━━━━━ DATA SHOWN ━━━━━

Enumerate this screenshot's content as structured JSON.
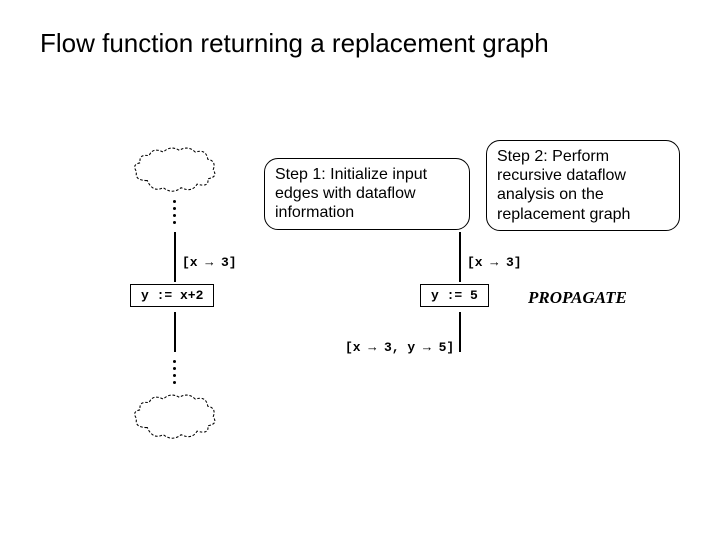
{
  "title": "Flow function returning a replacement graph",
  "step1": "Step 1: Initialize input edges with dataflow information",
  "step2": "Step 2: Perform recursive dataflow analysis on the replacement graph",
  "left": {
    "in_label": "[x → 3]",
    "node": "y := x+2"
  },
  "right": {
    "in_label": "[x → 3]",
    "node": "y := 5",
    "out_label": "[x → 3, y → 5]"
  },
  "propagate": "PROPAGATE"
}
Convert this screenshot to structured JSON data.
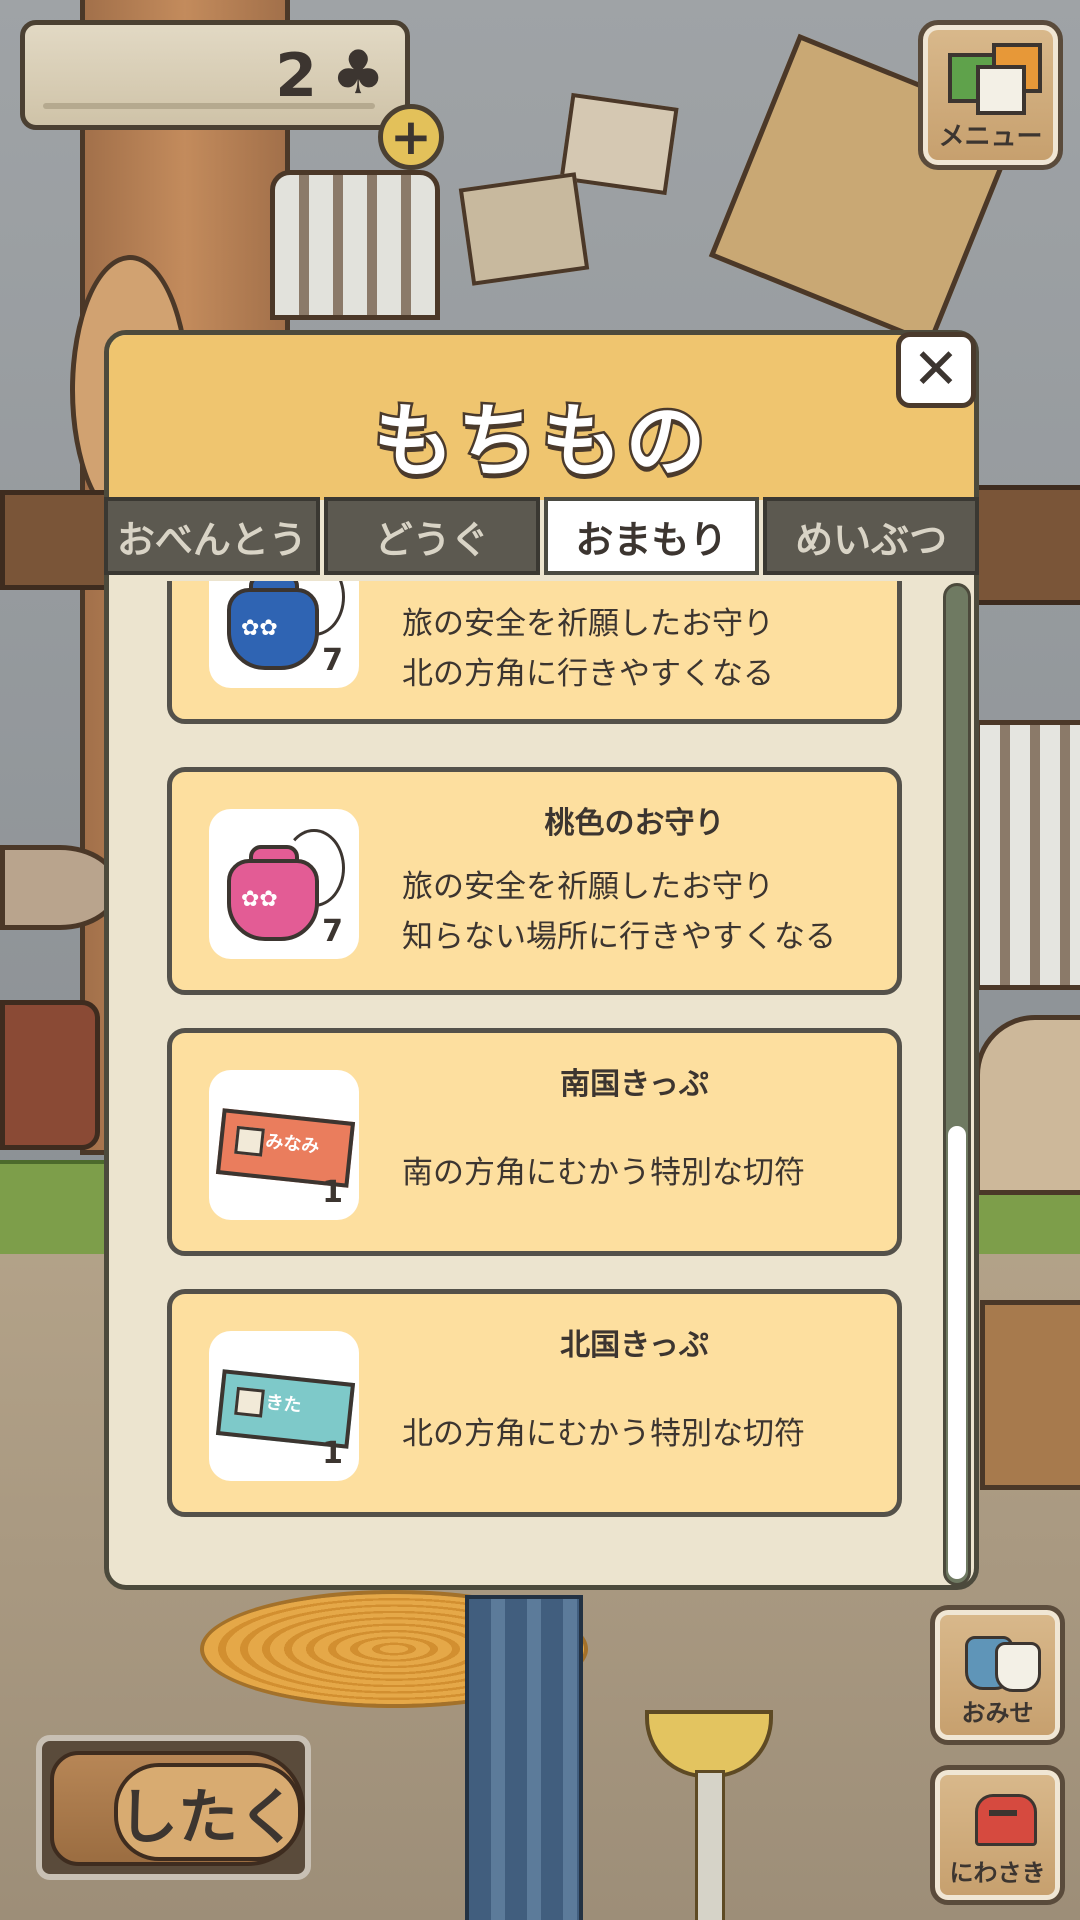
{
  "hud": {
    "clover_count": "2",
    "clover_symbol": "♣",
    "plus_symbol": "+",
    "menu_label": "メニュー",
    "shitaku_label": "したく",
    "shop_label": "おみせ",
    "yard_label": "にわさき"
  },
  "dialog": {
    "title": "もちもの",
    "close_symbol": "✕",
    "tabs": [
      "おべんとう",
      "どうぐ",
      "おまもり",
      "めいぶつ"
    ],
    "active_tab": "おまもり"
  },
  "items": [
    {
      "name": "",
      "qty": "7",
      "desc1": "旅の安全を祈願したお守り",
      "desc2": "北の方角に行きやすくなる",
      "color": "#2f64b3",
      "icon": "blue-charm-icon"
    },
    {
      "name": "桃色のお守り",
      "qty": "7",
      "desc1": "旅の安全を祈願したお守り",
      "desc2": "知らない場所に行きやすくなる",
      "color": "#e35c95",
      "icon": "pink-charm-icon"
    },
    {
      "name": "南国きっぷ",
      "qty": "1",
      "desc1": "南の方角にむかう特別な切符",
      "ticket_text": "みなみ",
      "color": "#ea7d5d",
      "icon": "south-ticket-icon"
    },
    {
      "name": "北国きっぷ",
      "qty": "1",
      "desc1": "北の方角にむかう特別な切符",
      "ticket_text": "きた",
      "color": "#7ec9c9",
      "icon": "north-ticket-icon"
    }
  ]
}
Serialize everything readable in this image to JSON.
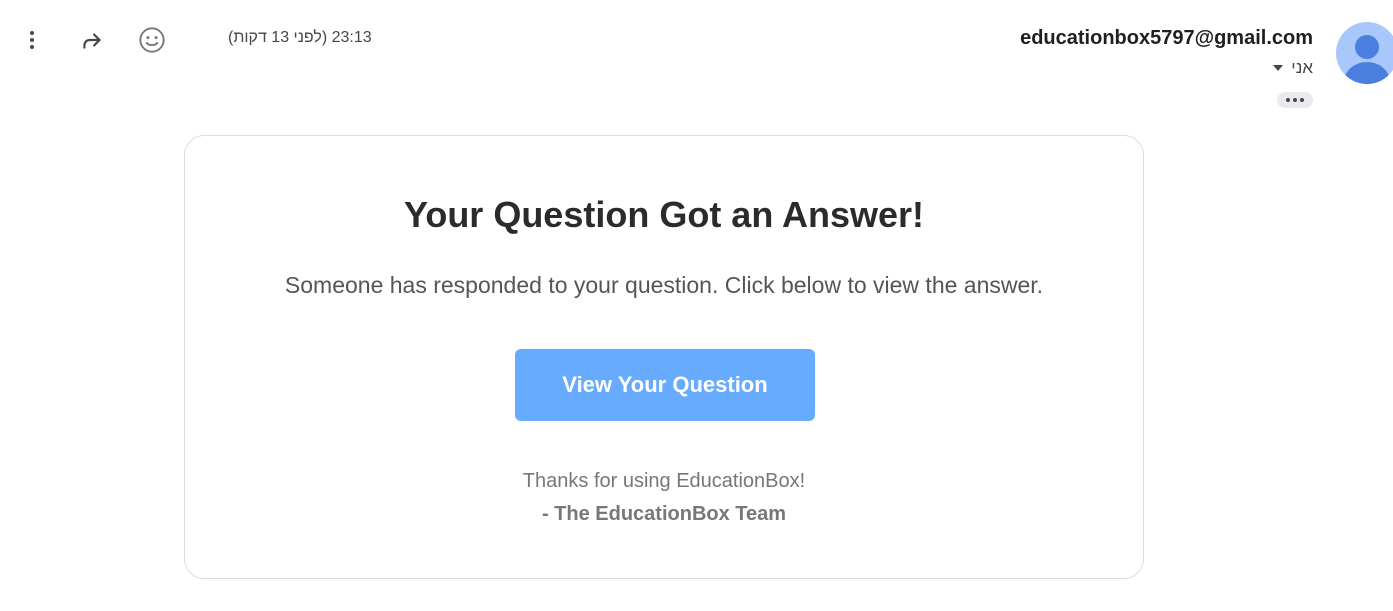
{
  "header": {
    "timestamp": "23:13 (לפני 13 דקות)",
    "sender_email": "educationbox5797@gmail.com",
    "recipient_label": "אני",
    "icons": [
      "more-vert-icon",
      "forward-icon",
      "emoji-icon",
      "avatar-icon",
      "ellipsis-icon"
    ]
  },
  "email_body": {
    "title": "Your Question Got an Answer!",
    "message": "Someone has responded to your question. Click below to view the answer.",
    "cta_label": "View Your Question",
    "thanks": "Thanks for using EducationBox!",
    "signature": "- The EducationBox Team"
  },
  "colors": {
    "cta_background": "#66abfe",
    "avatar_background": "#a8c7fa",
    "avatar_figure": "#4a7fe0"
  }
}
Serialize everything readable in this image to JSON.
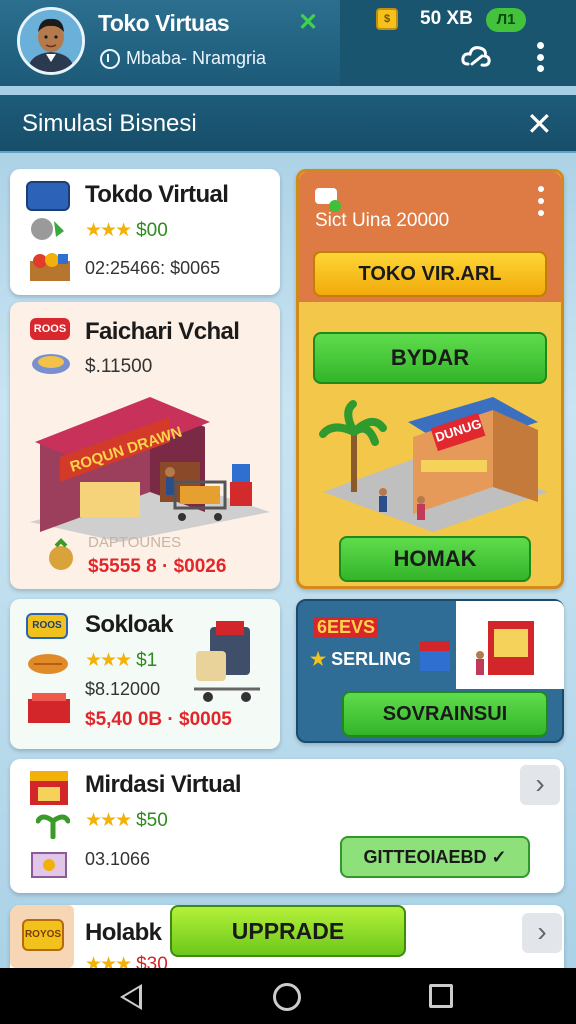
{
  "header": {
    "app_title": "Toko Virtuas",
    "subtitle": "Mbaba- Nramgria",
    "balance": "50 XB",
    "level": "Л1",
    "coin_glyph": "$"
  },
  "section": {
    "title": "Simulasi Bisnesi"
  },
  "cards": {
    "c1": {
      "title": "Tokdo Virtual",
      "stars": "★★★",
      "price": "$00",
      "meta": "02:25466: $0065"
    },
    "c2": {
      "title": "Faichari Vchal",
      "price": "$.11500",
      "sign_label": "ROQUN DRAWN",
      "box_label": "ROOS",
      "bottom_label": "DAPTOUNES",
      "red_meta": "$5555 8 · $0026"
    },
    "c3": {
      "header": "Sict Uina 20000",
      "button": "TOKO VIR.ARL"
    },
    "c4": {
      "top_button": "BYDAR",
      "shop_sign": "DUNUG",
      "bottom_button": "HOMAK"
    },
    "c5": {
      "title": "Sokloak",
      "stars": "★★★",
      "price": "$1",
      "meta": "$8.12000",
      "red_meta": "$5,40 0B · $0005",
      "box_label": "ROOS"
    },
    "c6": {
      "label1": "6EEVS",
      "label2": "SERLING",
      "button": "SOVRAINSUI"
    },
    "c7": {
      "title": "Mirdasi Virtual",
      "stars": "★★★",
      "price": "$50",
      "meta": "03.1066",
      "button": "GITTEOIAEBD ✓",
      "chevron": "›"
    },
    "c8": {
      "title": "Holabk",
      "stars": "★★★",
      "price": "$30",
      "chevron": "›",
      "box_label": "ROYOS"
    }
  },
  "upgrade": {
    "label": "UPPRADE"
  },
  "colors": {
    "accent_green": "#33b52a",
    "accent_yellow": "#f1ab0b",
    "header_blue": "#1c5a78"
  }
}
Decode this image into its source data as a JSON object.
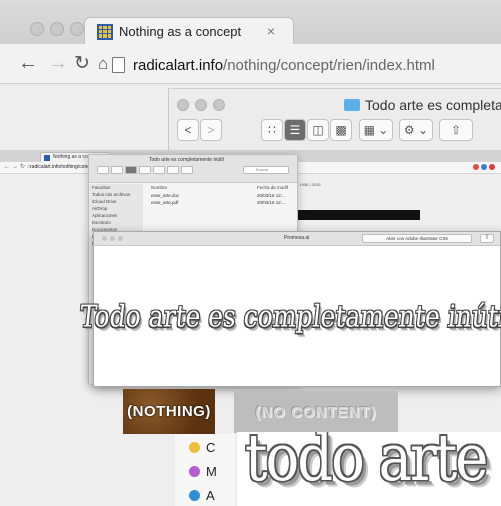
{
  "browser": {
    "tab_title": "Nothing as a concept",
    "tab_close": "×",
    "url_host": "radicalart.info",
    "url_path": "/nothing/concept/rien/index.html",
    "back_icon": "arrow-left",
    "forward_icon": "arrow-right",
    "reload_icon": "reload",
    "home_icon": "home"
  },
  "finder": {
    "title": "Todo arte es completan",
    "back": "<",
    "forward": ">"
  },
  "nested_browser": {
    "tab_title": "Nothing as a concept",
    "url": "radicalart.info/nothing/concept/rien/index.html",
    "side_text": "Alain Bellaiche | 1956 | 2016"
  },
  "nested_finder": {
    "title": "Todo arte es completamente inútil",
    "search_placeholder": "Buscar",
    "columns": [
      "Nombre",
      "Fecha de modif"
    ],
    "rows": [
      {
        "name": "esse_arte.doc",
        "date": "20/03/16 12:..."
      },
      {
        "name": "esse_arte.pdf",
        "date": "20/03/16 12:..."
      }
    ],
    "sidebar": [
      "Favoritos",
      "Todos mis archivos",
      "iCloud Drive",
      "AirDrop",
      "Aplicaciones",
      "Escritorio",
      "Documentos",
      "Descargas",
      "Etiquetas"
    ],
    "tag_colors": [
      "#f2a23a",
      "#e24a4a",
      "#f5d03b",
      "#5cc05c",
      "#4a90e2",
      "#b06ad6",
      "#9a9a9a"
    ]
  },
  "preview": {
    "title": "Promesa.ai",
    "open_button": "Abrir con Adobe Illustrator CS6",
    "share_icon": "share",
    "art_text": "Todo arte es completamente inútil"
  },
  "lower": {
    "nothing_label": "(NOTHING)",
    "nocontent_label": "(NO CONTENT)",
    "legend": [
      {
        "label": "C",
        "color": "#f0be3a"
      },
      {
        "label": "M",
        "color": "#b65bd4"
      },
      {
        "label": "A",
        "color": "#2f8fd8"
      }
    ],
    "big_text": "todo arte"
  }
}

━━━━━

• _EXERCISE_
Scan the material line by line and report each one that contains "JSON".

• _RESPONSE BELOW_
Enumerate this screenshot's content as structured JSON.
Convert this screenshot to structured JSON data.
Serialize everything readable in this image to JSON.
Serialize everything readable in this image to JSON.
Decode this image into its source data as a JSON object.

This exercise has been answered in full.